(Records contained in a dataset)
○ ○ ○ ○

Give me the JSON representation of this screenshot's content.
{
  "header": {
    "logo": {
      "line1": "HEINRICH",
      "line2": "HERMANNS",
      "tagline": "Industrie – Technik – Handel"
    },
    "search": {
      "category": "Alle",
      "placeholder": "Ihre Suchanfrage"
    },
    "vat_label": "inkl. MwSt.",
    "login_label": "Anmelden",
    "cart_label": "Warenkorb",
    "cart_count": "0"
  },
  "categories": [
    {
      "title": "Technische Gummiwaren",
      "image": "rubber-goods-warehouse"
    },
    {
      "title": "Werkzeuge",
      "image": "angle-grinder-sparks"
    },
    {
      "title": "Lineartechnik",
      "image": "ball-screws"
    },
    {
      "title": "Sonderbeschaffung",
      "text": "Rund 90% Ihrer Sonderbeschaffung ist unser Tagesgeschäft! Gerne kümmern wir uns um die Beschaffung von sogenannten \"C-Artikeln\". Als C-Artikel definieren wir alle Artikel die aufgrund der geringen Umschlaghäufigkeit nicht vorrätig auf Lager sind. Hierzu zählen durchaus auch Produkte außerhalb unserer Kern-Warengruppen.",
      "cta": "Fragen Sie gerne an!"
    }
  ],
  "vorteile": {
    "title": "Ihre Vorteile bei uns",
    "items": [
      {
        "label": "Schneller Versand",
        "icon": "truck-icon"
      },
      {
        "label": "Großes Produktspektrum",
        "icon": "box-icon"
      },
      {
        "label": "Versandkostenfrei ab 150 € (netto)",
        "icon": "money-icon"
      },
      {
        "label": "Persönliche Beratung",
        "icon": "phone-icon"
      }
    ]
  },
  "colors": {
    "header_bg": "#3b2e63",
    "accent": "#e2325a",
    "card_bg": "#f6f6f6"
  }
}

○ ○ ○ ○

Task directions:
Collect each line of the entries that has the word "image", copying it in full.

Result for this task:
      "image": "rubber-goods-warehouse"
      "image": "angle-grinder-sparks"
      "image": "ball-screws"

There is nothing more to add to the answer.